• **TASK INSTRUCTIONS**: Look through the entries below and report how many lines hold the string "content". Only the number is wanted.

• **INPUT DATA**:
<<<<

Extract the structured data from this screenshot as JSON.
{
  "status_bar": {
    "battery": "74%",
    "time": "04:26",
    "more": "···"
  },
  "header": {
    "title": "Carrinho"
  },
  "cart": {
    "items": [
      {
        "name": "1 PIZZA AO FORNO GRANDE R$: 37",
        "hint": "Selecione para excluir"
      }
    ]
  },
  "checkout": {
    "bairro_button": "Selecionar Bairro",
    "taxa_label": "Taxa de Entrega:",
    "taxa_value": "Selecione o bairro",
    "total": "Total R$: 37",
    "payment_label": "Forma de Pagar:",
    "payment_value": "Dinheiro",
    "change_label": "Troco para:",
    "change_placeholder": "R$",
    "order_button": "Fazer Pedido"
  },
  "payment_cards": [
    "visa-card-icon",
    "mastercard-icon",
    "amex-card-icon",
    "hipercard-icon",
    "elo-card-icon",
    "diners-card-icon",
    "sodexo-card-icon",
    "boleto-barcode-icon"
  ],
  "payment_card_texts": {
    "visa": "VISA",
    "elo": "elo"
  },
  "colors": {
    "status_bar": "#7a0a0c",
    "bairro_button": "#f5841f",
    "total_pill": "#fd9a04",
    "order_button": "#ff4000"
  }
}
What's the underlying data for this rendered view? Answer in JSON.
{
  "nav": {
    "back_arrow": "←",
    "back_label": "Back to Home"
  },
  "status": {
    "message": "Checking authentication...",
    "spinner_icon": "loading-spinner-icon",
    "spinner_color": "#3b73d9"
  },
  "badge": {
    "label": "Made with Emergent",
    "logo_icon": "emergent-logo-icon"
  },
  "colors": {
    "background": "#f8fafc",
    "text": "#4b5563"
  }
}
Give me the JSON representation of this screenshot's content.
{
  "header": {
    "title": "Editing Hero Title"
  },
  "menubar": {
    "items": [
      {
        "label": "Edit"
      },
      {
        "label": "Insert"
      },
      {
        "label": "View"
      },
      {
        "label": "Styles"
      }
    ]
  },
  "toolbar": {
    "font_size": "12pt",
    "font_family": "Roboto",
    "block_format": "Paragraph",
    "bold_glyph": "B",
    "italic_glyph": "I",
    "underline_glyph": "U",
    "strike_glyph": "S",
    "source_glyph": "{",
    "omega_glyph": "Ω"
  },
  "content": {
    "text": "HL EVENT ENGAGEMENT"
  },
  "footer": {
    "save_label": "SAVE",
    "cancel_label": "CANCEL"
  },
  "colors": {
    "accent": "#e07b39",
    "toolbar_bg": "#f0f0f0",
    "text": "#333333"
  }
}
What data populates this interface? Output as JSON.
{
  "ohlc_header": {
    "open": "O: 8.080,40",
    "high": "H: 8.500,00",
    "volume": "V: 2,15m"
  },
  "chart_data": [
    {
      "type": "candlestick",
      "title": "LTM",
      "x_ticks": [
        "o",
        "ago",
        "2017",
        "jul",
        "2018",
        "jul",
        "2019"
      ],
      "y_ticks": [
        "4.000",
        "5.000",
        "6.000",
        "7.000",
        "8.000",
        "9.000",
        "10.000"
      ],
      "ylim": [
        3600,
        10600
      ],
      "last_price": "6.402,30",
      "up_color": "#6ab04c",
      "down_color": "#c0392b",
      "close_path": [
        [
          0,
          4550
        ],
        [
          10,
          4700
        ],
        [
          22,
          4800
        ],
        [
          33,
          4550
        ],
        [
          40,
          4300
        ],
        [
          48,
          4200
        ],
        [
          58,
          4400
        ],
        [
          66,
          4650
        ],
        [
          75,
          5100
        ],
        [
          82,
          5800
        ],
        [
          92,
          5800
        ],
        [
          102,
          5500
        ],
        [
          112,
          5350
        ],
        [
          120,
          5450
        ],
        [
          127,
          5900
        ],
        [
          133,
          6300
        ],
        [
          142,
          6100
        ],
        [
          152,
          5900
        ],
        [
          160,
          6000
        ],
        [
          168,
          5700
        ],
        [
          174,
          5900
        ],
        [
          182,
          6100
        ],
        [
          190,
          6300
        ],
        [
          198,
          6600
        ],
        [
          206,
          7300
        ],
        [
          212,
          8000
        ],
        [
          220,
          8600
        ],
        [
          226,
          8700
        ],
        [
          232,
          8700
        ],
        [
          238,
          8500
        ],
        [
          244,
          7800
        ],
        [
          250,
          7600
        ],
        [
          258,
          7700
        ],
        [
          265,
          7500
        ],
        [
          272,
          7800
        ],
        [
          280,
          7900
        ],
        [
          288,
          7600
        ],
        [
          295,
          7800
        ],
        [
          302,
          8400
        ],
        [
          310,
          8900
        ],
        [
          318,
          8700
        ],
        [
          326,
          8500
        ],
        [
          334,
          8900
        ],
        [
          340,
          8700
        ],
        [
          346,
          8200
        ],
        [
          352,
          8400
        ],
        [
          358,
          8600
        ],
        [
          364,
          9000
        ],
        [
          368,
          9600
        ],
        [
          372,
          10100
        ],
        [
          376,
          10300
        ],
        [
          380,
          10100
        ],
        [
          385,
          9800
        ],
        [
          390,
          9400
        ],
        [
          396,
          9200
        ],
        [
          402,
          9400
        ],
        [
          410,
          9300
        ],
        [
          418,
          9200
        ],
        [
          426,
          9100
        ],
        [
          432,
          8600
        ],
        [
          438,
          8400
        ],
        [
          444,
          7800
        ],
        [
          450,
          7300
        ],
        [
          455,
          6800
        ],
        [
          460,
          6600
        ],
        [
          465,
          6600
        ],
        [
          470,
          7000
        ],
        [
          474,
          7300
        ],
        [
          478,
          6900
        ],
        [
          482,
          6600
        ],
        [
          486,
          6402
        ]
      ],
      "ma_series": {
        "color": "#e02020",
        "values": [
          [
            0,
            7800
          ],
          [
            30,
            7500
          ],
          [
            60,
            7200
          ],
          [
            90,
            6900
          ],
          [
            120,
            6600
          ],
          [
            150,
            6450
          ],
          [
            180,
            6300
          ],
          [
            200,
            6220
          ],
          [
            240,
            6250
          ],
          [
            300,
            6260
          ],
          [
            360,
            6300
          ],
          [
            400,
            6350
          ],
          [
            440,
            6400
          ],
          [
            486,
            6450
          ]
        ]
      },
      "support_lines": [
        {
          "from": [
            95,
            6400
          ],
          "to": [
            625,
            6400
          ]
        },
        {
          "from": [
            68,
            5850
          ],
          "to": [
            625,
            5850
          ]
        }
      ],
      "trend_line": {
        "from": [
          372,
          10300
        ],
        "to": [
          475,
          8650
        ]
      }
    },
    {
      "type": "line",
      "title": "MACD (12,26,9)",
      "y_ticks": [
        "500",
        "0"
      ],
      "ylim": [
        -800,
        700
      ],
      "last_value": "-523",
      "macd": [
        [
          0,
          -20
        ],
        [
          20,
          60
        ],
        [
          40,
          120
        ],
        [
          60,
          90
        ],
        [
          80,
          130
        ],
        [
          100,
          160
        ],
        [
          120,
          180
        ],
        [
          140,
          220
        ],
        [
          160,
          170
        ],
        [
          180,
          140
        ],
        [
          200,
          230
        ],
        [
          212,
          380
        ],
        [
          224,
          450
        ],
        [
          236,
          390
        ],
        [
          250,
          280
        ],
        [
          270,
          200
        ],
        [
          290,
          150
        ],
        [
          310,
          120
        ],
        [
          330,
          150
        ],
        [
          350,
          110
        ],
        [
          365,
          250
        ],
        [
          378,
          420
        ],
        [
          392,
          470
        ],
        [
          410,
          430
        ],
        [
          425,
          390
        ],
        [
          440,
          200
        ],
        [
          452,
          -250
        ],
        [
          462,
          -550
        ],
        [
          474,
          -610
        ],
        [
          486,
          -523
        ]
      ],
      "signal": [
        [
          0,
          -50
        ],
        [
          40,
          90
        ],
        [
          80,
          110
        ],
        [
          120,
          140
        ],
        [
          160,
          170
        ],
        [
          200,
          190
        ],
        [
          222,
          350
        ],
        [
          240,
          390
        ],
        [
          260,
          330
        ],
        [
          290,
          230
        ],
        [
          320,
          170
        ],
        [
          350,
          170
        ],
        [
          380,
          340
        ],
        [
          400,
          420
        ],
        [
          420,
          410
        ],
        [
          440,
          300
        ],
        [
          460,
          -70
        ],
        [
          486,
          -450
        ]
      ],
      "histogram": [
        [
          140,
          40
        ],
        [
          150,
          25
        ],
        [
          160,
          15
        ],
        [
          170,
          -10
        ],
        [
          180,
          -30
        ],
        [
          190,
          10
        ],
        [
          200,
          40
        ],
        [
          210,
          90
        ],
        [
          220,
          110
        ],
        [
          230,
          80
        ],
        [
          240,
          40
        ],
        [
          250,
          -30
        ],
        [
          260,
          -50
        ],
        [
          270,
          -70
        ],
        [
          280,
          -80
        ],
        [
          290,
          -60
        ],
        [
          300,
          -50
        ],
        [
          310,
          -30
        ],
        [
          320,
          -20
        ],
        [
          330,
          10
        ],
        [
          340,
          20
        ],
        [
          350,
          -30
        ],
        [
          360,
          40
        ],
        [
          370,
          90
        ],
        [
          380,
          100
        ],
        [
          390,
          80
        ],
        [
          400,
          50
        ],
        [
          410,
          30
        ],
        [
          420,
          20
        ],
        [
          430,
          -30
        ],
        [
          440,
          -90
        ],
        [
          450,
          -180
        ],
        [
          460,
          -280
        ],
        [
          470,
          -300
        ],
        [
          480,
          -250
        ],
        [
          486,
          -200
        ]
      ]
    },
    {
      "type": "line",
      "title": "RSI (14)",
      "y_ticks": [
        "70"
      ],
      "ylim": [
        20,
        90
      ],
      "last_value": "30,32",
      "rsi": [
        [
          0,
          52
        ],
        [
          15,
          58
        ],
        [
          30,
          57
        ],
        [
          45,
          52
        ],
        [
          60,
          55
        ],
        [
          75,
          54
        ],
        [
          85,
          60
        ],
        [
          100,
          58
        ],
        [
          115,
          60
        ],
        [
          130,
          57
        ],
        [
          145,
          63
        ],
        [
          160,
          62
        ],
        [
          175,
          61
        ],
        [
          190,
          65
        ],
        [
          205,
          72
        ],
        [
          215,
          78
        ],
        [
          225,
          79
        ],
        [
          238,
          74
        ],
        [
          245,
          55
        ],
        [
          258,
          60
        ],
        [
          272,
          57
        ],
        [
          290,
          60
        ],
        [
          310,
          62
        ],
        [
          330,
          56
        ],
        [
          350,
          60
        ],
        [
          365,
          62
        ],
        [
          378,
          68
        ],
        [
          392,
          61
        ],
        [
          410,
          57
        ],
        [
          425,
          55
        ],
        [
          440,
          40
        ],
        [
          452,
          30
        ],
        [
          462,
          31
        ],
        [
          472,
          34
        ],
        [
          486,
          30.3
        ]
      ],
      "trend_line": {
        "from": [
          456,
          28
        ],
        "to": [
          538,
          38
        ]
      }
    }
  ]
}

>>>>

• **THE OUTPUT**: 2